**Dataset excerpts:**
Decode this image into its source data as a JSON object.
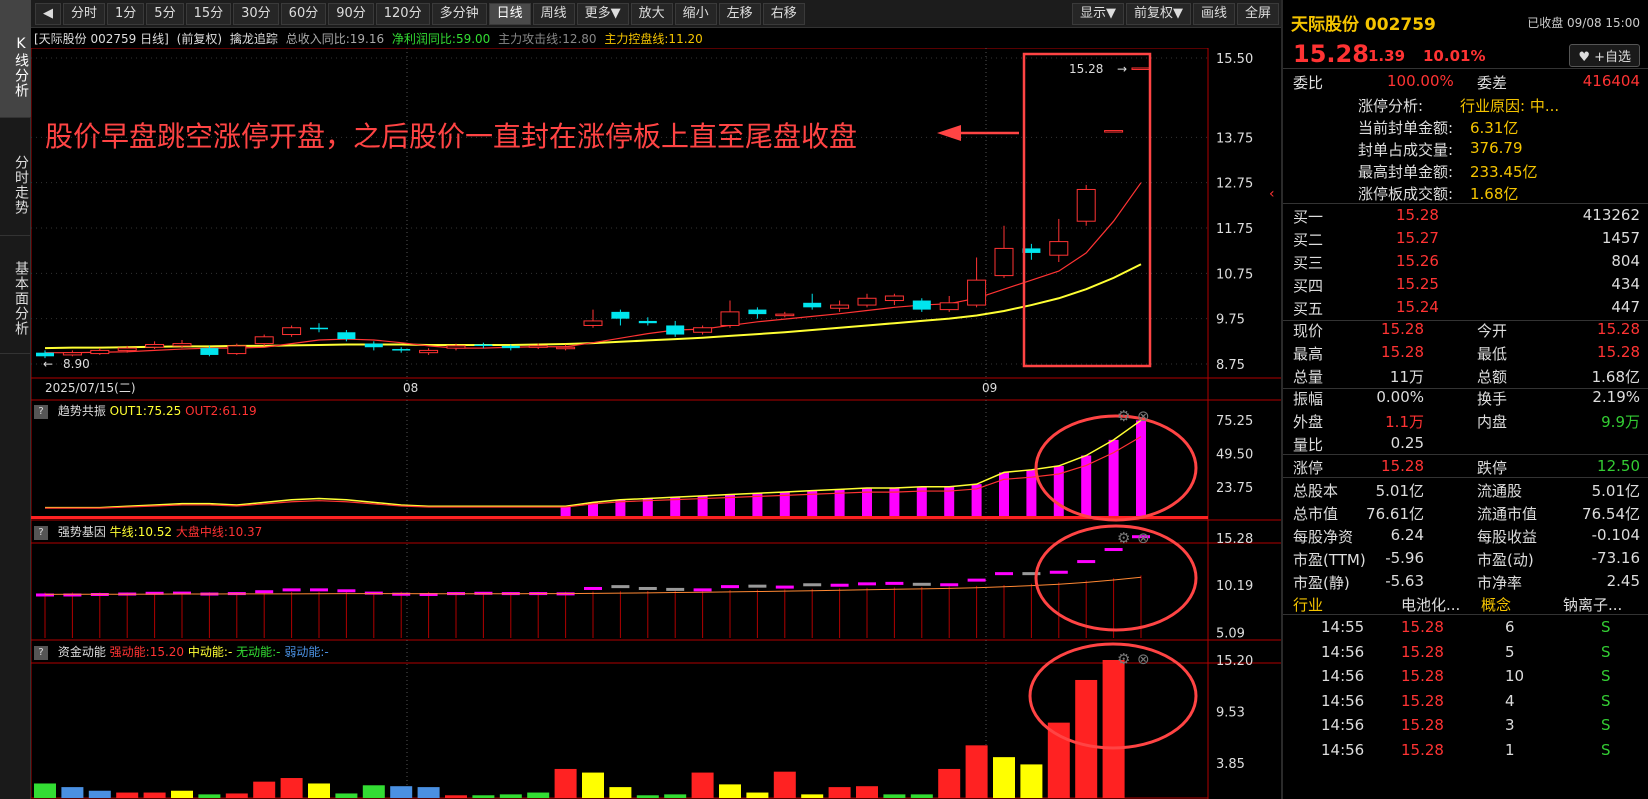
{
  "left_tabs": [
    "K线分析",
    "分时走势",
    "基本面分析"
  ],
  "toolbar": {
    "back": "◀",
    "periods": [
      "分时",
      "1分",
      "5分",
      "15分",
      "30分",
      "60分",
      "90分",
      "120分",
      "多分钟",
      "日线",
      "周线",
      "更多▼",
      "放大",
      "缩小",
      "左移",
      "右移"
    ],
    "selected": "日线",
    "right": [
      "显示▼",
      "前复权▼",
      "画线",
      "全屏"
    ]
  },
  "infobar": {
    "stock": "[天际股份 002759 日线]",
    "adj": "(前复权)",
    "indicator": "擒龙追踪",
    "rev": "总收入同比:19.16",
    "profit": "净利润同比:59.00",
    "attack": "主力攻击线:12.80",
    "control": "主力控盘线:11.20"
  },
  "colors": {
    "up": "#ff3333",
    "down": "#00e5ee",
    "ma1": "#ff3333",
    "ma2": "#ffff33",
    "magenta": "#ff00ff",
    "annotation": "#ff4444"
  },
  "annotation": "股价早盘跳空涨停开盘，之后股价一直封在涨停板上直至尾盘收盘",
  "main": {
    "price_ticks": [
      "15.50",
      "13.75",
      "12.75",
      "11.75",
      "10.75",
      "9.75",
      "8.75"
    ],
    "date_labels": [
      "2025/07/15(二)",
      "08",
      "09"
    ],
    "low_label": "8.90",
    "high_label": "15.28"
  },
  "chart_data": {
    "type": "candlestick",
    "ylim": [
      8.75,
      15.5
    ],
    "candles": [
      [
        9.0,
        8.92,
        9.05,
        8.88
      ],
      [
        8.95,
        9.0,
        9.05,
        8.92
      ],
      [
        8.98,
        9.05,
        9.1,
        8.95
      ],
      [
        9.05,
        9.1,
        9.15,
        9.0
      ],
      [
        9.12,
        9.18,
        9.25,
        9.08
      ],
      [
        9.15,
        9.2,
        9.28,
        9.1
      ],
      [
        9.1,
        8.95,
        9.15,
        8.92
      ],
      [
        8.98,
        9.15,
        9.2,
        8.95
      ],
      [
        9.2,
        9.35,
        9.4,
        9.15
      ],
      [
        9.4,
        9.55,
        9.6,
        9.35
      ],
      [
        9.55,
        9.52,
        9.65,
        9.45
      ],
      [
        9.45,
        9.3,
        9.5,
        9.25
      ],
      [
        9.2,
        9.12,
        9.25,
        9.05
      ],
      [
        9.08,
        9.05,
        9.12,
        9.0
      ],
      [
        9.0,
        9.05,
        9.1,
        8.95
      ],
      [
        9.1,
        9.15,
        9.2,
        9.05
      ],
      [
        9.18,
        9.15,
        9.22,
        9.1
      ],
      [
        9.15,
        9.1,
        9.18,
        9.05
      ],
      [
        9.12,
        9.15,
        9.2,
        9.08
      ],
      [
        9.1,
        9.12,
        9.18,
        9.05
      ],
      [
        9.6,
        9.7,
        9.95,
        9.55
      ],
      [
        9.9,
        9.75,
        9.95,
        9.6
      ],
      [
        9.7,
        9.65,
        9.78,
        9.6
      ],
      [
        9.6,
        9.4,
        9.7,
        9.35
      ],
      [
        9.45,
        9.55,
        9.6,
        9.4
      ],
      [
        9.6,
        9.9,
        10.15,
        9.55
      ],
      [
        9.95,
        9.85,
        10.0,
        9.75
      ],
      [
        9.82,
        9.85,
        9.9,
        9.78
      ],
      [
        10.1,
        10.0,
        10.3,
        9.95
      ],
      [
        9.98,
        10.05,
        10.15,
        9.9
      ],
      [
        10.05,
        10.2,
        10.3,
        10.0
      ],
      [
        10.15,
        10.25,
        10.3,
        10.05
      ],
      [
        10.15,
        9.95,
        10.2,
        9.9
      ],
      [
        9.95,
        10.1,
        10.25,
        9.9
      ],
      [
        10.05,
        10.6,
        11.1,
        10.0
      ],
      [
        10.7,
        11.3,
        11.8,
        10.65
      ],
      [
        11.3,
        11.2,
        11.4,
        11.05
      ],
      [
        11.15,
        11.45,
        11.95,
        11.0
      ],
      [
        11.9,
        12.6,
        12.7,
        11.8
      ],
      [
        13.9,
        13.9,
        13.9,
        13.9
      ],
      [
        15.28,
        15.28,
        15.28,
        15.28
      ]
    ],
    "ma_short": [
      9.0,
      9.0,
      9.01,
      9.02,
      9.05,
      9.08,
      9.1,
      9.1,
      9.12,
      9.2,
      9.28,
      9.3,
      9.28,
      9.22,
      9.15,
      9.1,
      9.1,
      9.12,
      9.13,
      9.13,
      9.22,
      9.32,
      9.42,
      9.5,
      9.52,
      9.6,
      9.68,
      9.74,
      9.8,
      9.86,
      9.93,
      10.0,
      10.05,
      10.08,
      10.2,
      10.4,
      10.6,
      10.8,
      11.2,
      11.9,
      12.75
    ],
    "ma_long": [
      9.1,
      9.11,
      9.11,
      9.12,
      9.13,
      9.14,
      9.14,
      9.15,
      9.15,
      9.16,
      9.17,
      9.18,
      9.18,
      9.18,
      9.17,
      9.17,
      9.17,
      9.17,
      9.18,
      9.19,
      9.21,
      9.24,
      9.27,
      9.3,
      9.33,
      9.37,
      9.41,
      9.45,
      9.5,
      9.55,
      9.6,
      9.65,
      9.7,
      9.75,
      9.82,
      9.92,
      10.05,
      10.2,
      10.4,
      10.65,
      10.95
    ]
  },
  "panel1": {
    "label": "趋势共振",
    "out1": "OUT1:75.25",
    "out2": "OUT2:61.19",
    "ticks": [
      "75.25",
      "49.50",
      "23.75"
    ],
    "values": [
      8,
      8,
      8,
      9,
      10,
      11,
      11,
      10,
      12,
      14,
      15,
      14,
      12,
      10,
      9,
      9,
      9,
      9,
      9,
      9,
      12,
      14,
      15,
      16,
      17,
      18,
      19,
      20,
      21,
      22,
      23,
      23,
      24,
      24,
      26,
      35,
      37,
      40,
      48,
      60,
      75
    ]
  },
  "panel2": {
    "label": "强势基因",
    "bull": "牛线:10.52",
    "mid": "大盘中线:10.37",
    "ticks": [
      "15.28",
      "10.19",
      "5.09"
    ]
  },
  "panel3": {
    "label": "资金动能",
    "strong": "强动能:15.20",
    "medium": "中动能:-",
    "none": "无动能:-",
    "weak": "弱动能:-",
    "ticks": [
      "15.20",
      "9.53",
      "3.85"
    ],
    "bars": [
      [
        1.6,
        "#33dd33"
      ],
      [
        1.2,
        "#4a90e2"
      ],
      [
        0.8,
        "#4a90e2"
      ],
      [
        0.6,
        "#ff2222"
      ],
      [
        0.6,
        "#ff2222"
      ],
      [
        0.8,
        "#ffff00"
      ],
      [
        0.4,
        "#33dd33"
      ],
      [
        0.5,
        "#ff2222"
      ],
      [
        1.8,
        "#ff2222"
      ],
      [
        2.2,
        "#ff2222"
      ],
      [
        1.6,
        "#ffff00"
      ],
      [
        0.5,
        "#33dd33"
      ],
      [
        1.4,
        "#33dd33"
      ],
      [
        1.3,
        "#4a90e2"
      ],
      [
        1.2,
        "#4a90e2"
      ],
      [
        0.3,
        "#ff2222"
      ],
      [
        0.3,
        "#33dd33"
      ],
      [
        0.4,
        "#33dd33"
      ],
      [
        0.6,
        "#33dd33"
      ],
      [
        3.2,
        "#ff2222"
      ],
      [
        2.8,
        "#ffff00"
      ],
      [
        1.2,
        "#ffff00"
      ],
      [
        0.3,
        "#33dd33"
      ],
      [
        0.4,
        "#33dd33"
      ],
      [
        2.8,
        "#ff2222"
      ],
      [
        1.5,
        "#ffff00"
      ],
      [
        0.6,
        "#ffff00"
      ],
      [
        2.9,
        "#ff2222"
      ],
      [
        0.4,
        "#ffff00"
      ],
      [
        1.2,
        "#ff2222"
      ],
      [
        1.3,
        "#ff2222"
      ],
      [
        0.4,
        "#33dd33"
      ],
      [
        0.4,
        "#33dd33"
      ],
      [
        3.2,
        "#ff2222"
      ],
      [
        5.8,
        "#ff2222"
      ],
      [
        4.5,
        "#ffff00"
      ],
      [
        3.7,
        "#ffff00"
      ],
      [
        8.3,
        "#ff2222"
      ],
      [
        13.0,
        "#ff2222"
      ],
      [
        15.2,
        "#ff2222"
      ]
    ]
  },
  "right": {
    "name": "天际股份 002759",
    "status": "已收盘 09/08 15:00",
    "price": "15.28",
    "change": "1.39",
    "pct": "10.01%",
    "fav": "♥ +自选",
    "weibi_label": "委比",
    "weibi": "100.00%",
    "weicha_label": "委差",
    "weicha": "416404",
    "analysis": [
      {
        "k": "涨停分析:",
        "v": "行业原因: 中..."
      },
      {
        "k": "当前封单金额:",
        "v": "6.31亿"
      },
      {
        "k": "封单占成交量:",
        "v": "376.79"
      },
      {
        "k": "最高封单金额:",
        "v": "233.45亿"
      },
      {
        "k": "涨停板成交额:",
        "v": "1.68亿"
      }
    ],
    "bids": [
      {
        "k": "买一",
        "p": "15.28",
        "v": "413262"
      },
      {
        "k": "买二",
        "p": "15.27",
        "v": "1457"
      },
      {
        "k": "买三",
        "p": "15.26",
        "v": "804"
      },
      {
        "k": "买四",
        "p": "15.25",
        "v": "434"
      },
      {
        "k": "买五",
        "p": "15.24",
        "v": "447"
      }
    ],
    "quote": [
      {
        "k1": "现价",
        "v1": "15.28",
        "c1": "red",
        "k2": "今开",
        "v2": "15.28",
        "c2": "red"
      },
      {
        "k1": "最高",
        "v1": "15.28",
        "c1": "red",
        "k2": "最低",
        "v2": "15.28",
        "c2": "red"
      },
      {
        "k1": "总量",
        "v1": "11万",
        "c1": "white",
        "k2": "总额",
        "v2": "1.68亿",
        "c2": "white"
      }
    ],
    "quote2": [
      {
        "k1": "振幅",
        "v1": "0.00%",
        "c1": "white",
        "k2": "换手",
        "v2": "2.19%",
        "c2": "white"
      },
      {
        "k1": "外盘",
        "v1": "1.1万",
        "c1": "red",
        "k2": "内盘",
        "v2": "9.9万",
        "c2": "green"
      },
      {
        "k1": "量比",
        "v1": "0.25",
        "c1": "white",
        "k2": "",
        "v2": "",
        "c2": "white"
      }
    ],
    "limit": {
      "k1": "涨停",
      "v1": "15.28",
      "k2": "跌停",
      "v2": "12.50"
    },
    "fund": [
      {
        "k1": "总股本",
        "v1": "5.01亿",
        "k2": "流通股",
        "v2": "5.01亿"
      },
      {
        "k1": "总市值",
        "v1": "76.61亿",
        "k2": "流通市值",
        "v2": "76.54亿"
      },
      {
        "k1": "每股净资",
        "v1": "6.24",
        "k2": "每股收益",
        "v2": "-0.104"
      },
      {
        "k1": "市盈(TTM)",
        "v1": "-5.96",
        "k2": "市盈(动)",
        "v2": "-73.16"
      },
      {
        "k1": "市盈(静)",
        "v1": "-5.63",
        "k2": "市净率",
        "v2": "2.45"
      }
    ],
    "industry_label": "行业",
    "industry": "电池化...",
    "concept_label": "概念",
    "concept": "钠离子...",
    "ticks": [
      {
        "t": "14:55",
        "p": "15.28",
        "v": "6",
        "s": "S"
      },
      {
        "t": "14:56",
        "p": "15.28",
        "v": "5",
        "s": "S"
      },
      {
        "t": "14:56",
        "p": "15.28",
        "v": "10",
        "s": "S"
      },
      {
        "t": "14:56",
        "p": "15.28",
        "v": "4",
        "s": "S"
      },
      {
        "t": "14:56",
        "p": "15.28",
        "v": "3",
        "s": "S"
      },
      {
        "t": "14:56",
        "p": "15.28",
        "v": "1",
        "s": "S"
      }
    ]
  }
}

**Problem requirements:** Some lines of the records may hold the word "annotation". How many do? Answer with a number and nothing else.

**Solution below:** 2